*TASK DETAILS*:
Only lines holding the word "Capataz" should be copied from the material.

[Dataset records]
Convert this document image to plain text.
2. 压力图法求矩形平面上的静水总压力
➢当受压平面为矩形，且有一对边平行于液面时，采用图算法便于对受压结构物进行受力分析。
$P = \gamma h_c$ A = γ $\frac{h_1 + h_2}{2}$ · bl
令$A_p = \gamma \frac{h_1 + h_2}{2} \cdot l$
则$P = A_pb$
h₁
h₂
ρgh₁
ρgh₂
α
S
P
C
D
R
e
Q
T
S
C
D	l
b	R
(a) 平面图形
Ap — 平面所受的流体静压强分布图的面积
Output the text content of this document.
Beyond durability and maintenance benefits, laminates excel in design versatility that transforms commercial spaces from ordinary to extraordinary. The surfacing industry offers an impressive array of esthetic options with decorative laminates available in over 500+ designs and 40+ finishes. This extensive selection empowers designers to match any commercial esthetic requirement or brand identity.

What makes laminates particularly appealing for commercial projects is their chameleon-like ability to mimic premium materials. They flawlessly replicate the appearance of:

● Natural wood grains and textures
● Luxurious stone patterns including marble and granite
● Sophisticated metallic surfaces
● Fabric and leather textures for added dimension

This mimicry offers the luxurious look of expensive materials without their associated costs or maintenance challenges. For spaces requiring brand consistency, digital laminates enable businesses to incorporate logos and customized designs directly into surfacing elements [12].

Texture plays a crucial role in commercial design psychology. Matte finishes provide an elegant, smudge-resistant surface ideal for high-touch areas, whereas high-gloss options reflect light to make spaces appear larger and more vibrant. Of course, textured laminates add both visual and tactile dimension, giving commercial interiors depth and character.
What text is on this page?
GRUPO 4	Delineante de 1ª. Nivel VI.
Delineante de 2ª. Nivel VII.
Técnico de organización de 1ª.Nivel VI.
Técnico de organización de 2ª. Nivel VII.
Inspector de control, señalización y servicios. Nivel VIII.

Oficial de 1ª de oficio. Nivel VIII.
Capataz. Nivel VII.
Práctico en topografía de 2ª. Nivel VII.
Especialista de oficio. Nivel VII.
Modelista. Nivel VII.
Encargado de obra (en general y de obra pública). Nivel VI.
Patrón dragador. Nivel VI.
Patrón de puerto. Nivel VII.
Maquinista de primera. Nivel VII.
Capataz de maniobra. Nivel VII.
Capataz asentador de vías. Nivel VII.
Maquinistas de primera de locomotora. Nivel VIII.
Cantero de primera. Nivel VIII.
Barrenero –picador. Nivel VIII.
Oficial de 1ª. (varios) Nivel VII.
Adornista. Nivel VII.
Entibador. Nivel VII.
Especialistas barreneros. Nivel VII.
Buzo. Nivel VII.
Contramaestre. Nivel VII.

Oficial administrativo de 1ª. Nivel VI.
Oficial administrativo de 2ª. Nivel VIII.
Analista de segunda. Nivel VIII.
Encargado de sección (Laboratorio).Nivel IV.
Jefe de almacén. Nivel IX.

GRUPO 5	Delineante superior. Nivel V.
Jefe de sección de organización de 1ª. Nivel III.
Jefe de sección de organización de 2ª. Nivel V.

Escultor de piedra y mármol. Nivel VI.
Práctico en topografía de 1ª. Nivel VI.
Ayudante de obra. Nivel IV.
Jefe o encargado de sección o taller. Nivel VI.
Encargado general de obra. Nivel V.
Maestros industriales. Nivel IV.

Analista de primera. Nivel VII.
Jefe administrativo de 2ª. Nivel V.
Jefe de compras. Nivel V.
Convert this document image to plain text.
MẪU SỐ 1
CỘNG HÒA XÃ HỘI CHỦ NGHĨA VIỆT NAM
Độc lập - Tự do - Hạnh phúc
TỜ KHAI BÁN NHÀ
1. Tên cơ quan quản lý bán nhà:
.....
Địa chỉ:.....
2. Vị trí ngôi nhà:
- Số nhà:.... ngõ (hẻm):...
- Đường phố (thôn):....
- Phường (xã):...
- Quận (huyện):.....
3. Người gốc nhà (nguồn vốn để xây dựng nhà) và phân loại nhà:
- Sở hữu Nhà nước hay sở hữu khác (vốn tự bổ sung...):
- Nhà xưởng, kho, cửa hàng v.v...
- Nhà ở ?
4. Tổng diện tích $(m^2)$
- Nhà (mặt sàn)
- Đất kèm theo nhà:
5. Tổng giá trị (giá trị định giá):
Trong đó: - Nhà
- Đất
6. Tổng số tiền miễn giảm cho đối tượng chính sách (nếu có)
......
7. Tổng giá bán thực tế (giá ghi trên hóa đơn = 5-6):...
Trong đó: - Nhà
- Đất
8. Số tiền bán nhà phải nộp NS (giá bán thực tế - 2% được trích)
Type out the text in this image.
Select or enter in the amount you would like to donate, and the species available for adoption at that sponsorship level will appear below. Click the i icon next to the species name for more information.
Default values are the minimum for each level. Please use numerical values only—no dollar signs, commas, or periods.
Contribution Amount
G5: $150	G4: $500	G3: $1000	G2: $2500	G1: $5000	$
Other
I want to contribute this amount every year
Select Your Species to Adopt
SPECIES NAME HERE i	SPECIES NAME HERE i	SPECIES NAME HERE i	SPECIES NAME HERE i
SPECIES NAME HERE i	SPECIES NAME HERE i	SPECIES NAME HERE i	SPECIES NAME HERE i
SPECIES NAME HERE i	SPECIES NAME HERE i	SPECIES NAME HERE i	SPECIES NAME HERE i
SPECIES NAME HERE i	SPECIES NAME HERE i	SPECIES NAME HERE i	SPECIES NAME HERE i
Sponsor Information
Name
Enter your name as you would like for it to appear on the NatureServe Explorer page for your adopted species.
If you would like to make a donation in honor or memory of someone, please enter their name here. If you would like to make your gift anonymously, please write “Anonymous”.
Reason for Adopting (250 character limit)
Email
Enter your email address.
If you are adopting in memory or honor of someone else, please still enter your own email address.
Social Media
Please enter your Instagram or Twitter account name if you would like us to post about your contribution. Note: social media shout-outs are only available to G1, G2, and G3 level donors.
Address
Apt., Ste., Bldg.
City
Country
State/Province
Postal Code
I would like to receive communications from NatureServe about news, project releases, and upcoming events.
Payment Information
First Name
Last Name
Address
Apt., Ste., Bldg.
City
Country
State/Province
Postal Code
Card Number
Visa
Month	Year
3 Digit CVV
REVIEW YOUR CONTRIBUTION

*TASK ANSWER*:
Capataz. Nivel VII.
Capataz de maniobra. Nivel VII.
Capataz asentador de vías. Nivel VII.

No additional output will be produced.